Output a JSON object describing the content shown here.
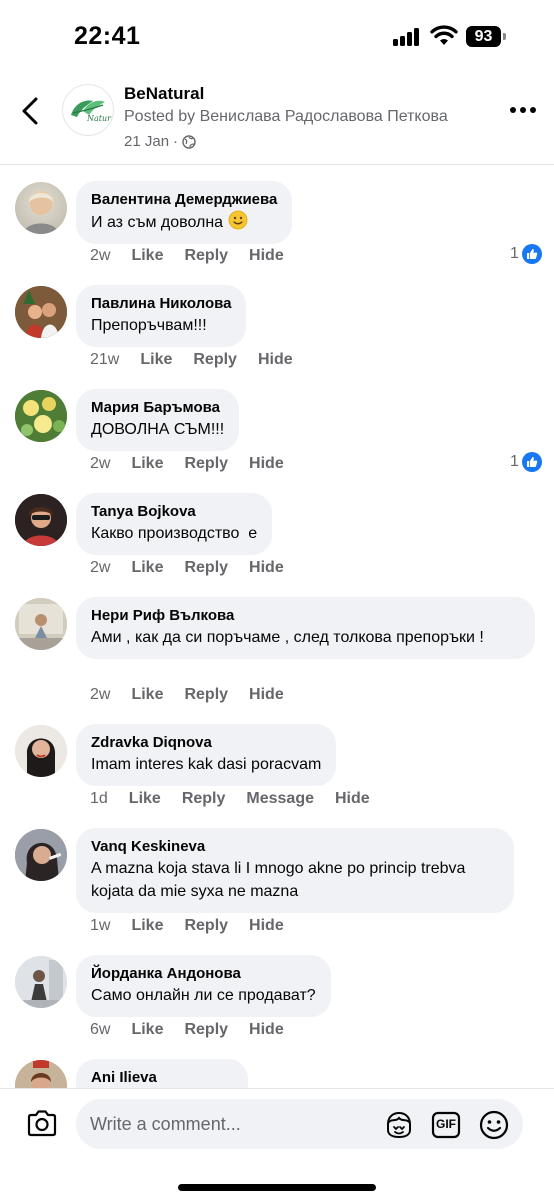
{
  "status_bar": {
    "time": "22:41",
    "battery": "93"
  },
  "header": {
    "page_name": "BeNatural",
    "posted_by": "Posted by Венислава Радославова Петкова",
    "date": "21 Jan",
    "logo_text": "Natural",
    "icons": {
      "back": "chevron-left-icon",
      "privacy": "globe-icon",
      "more": "more-horizontal-icon"
    }
  },
  "comments": [
    {
      "name": "Валентина Демерджиева",
      "text": "И аз съм доволна",
      "emoji": "slightly-smiling-face",
      "time": "2w",
      "actions": [
        "Like",
        "Reply",
        "Hide"
      ],
      "reactions": "1"
    },
    {
      "name": "Павлина Николова",
      "text": "Препоръчвам!!!",
      "time": "21w",
      "actions": [
        "Like",
        "Reply",
        "Hide"
      ]
    },
    {
      "name": "Мария Баръмова",
      "text": "ДОВОЛНА СЪМ!!!",
      "time": "2w",
      "actions": [
        "Like",
        "Reply",
        "Hide"
      ],
      "reactions": "1"
    },
    {
      "name": "Tanya Bojkova",
      "text": "Какво производство  е",
      "time": "2w",
      "actions": [
        "Like",
        "Reply",
        "Hide"
      ]
    },
    {
      "name": "Нери Риф Вълкова",
      "text": "Ами , как да си поръчаме , след толкова препоръки !",
      "time": "2w",
      "actions": [
        "Like",
        "Reply",
        "Hide"
      ]
    },
    {
      "name": "Zdravka Diqnova",
      "text": "Imam interes kak dasi poracvam",
      "time": "1d",
      "actions": [
        "Like",
        "Reply",
        "Message",
        "Hide"
      ]
    },
    {
      "name": "Vanq Keskineva",
      "text": "A mazna koja stava li I mnogo akne po princip trebva kojata da mie syxa ne mazna",
      "time": "1w",
      "actions": [
        "Like",
        "Reply",
        "Hide"
      ]
    },
    {
      "name": "Йорданка Андонова",
      "text": "Само онлайн ли се продават?",
      "time": "6w",
      "actions": [
        "Like",
        "Reply",
        "Hide"
      ]
    },
    {
      "name": "Ani Ilieva",
      "text": "",
      "time": "",
      "actions": []
    }
  ],
  "composer": {
    "placeholder": "Write a comment...",
    "gif_label": "GIF",
    "icons": {
      "camera": "camera-icon",
      "avatar_sticker": "avatar-sticker-icon",
      "gif": "gif-icon",
      "emoji": "emoji-icon"
    }
  },
  "colors": {
    "accent": "#1877f2",
    "bubble": "#f0f2f5",
    "secondary_text": "#65676b"
  }
}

++++

Transcribe the material exactly, and leave out whatever pictures it holds.

Output a JSON object describing the content shown here.
{
  "status_bar": {
    "time": "22:41",
    "battery": "93"
  },
  "header": {
    "page_name": "BeNatural",
    "posted_by": "Posted by Венислава Радославова Петкова",
    "date": "21 Jan",
    "logo_text": "Natural",
    "icons": {
      "back": "chevron-left-icon",
      "privacy": "globe-icon",
      "more": "more-horizontal-icon"
    }
  },
  "comments": [
    {
      "name": "Валентина Демерджиева",
      "text": "И аз съм доволна",
      "emoji": "slightly-smiling-face",
      "time": "2w",
      "actions": [
        "Like",
        "Reply",
        "Hide"
      ],
      "reactions": "1"
    },
    {
      "name": "Павлина Николова",
      "text": "Препоръчвам!!!",
      "time": "21w",
      "actions": [
        "Like",
        "Reply",
        "Hide"
      ]
    },
    {
      "name": "Мария Баръмова",
      "text": "ДОВОЛНА СЪМ!!!",
      "time": "2w",
      "actions": [
        "Like",
        "Reply",
        "Hide"
      ],
      "reactions": "1"
    },
    {
      "name": "Tanya Bojkova",
      "text": "Какво производство  е",
      "time": "2w",
      "actions": [
        "Like",
        "Reply",
        "Hide"
      ]
    },
    {
      "name": "Нери Риф Вълкова",
      "text": "Ами , как да си поръчаме , след толкова препоръки !",
      "time": "2w",
      "actions": [
        "Like",
        "Reply",
        "Hide"
      ]
    },
    {
      "name": "Zdravka Diqnova",
      "text": "Imam interes kak dasi poracvam",
      "time": "1d",
      "actions": [
        "Like",
        "Reply",
        "Message",
        "Hide"
      ]
    },
    {
      "name": "Vanq Keskineva",
      "text": "A mazna koja stava li I mnogo akne po princip trebva kojata da mie syxa ne mazna",
      "time": "1w",
      "actions": [
        "Like",
        "Reply",
        "Hide"
      ]
    },
    {
      "name": "Йорданка Андонова",
      "text": "Само онлайн ли се продават?",
      "time": "6w",
      "actions": [
        "Like",
        "Reply",
        "Hide"
      ]
    },
    {
      "name": "Ani Ilieva",
      "text": "",
      "time": "",
      "actions": []
    }
  ],
  "composer": {
    "placeholder": "Write a comment...",
    "gif_label": "GIF",
    "icons": {
      "camera": "camera-icon",
      "avatar_sticker": "avatar-sticker-icon",
      "gif": "gif-icon",
      "emoji": "emoji-icon"
    }
  },
  "colors": {
    "accent": "#1877f2",
    "bubble": "#f0f2f5",
    "secondary_text": "#65676b"
  }
}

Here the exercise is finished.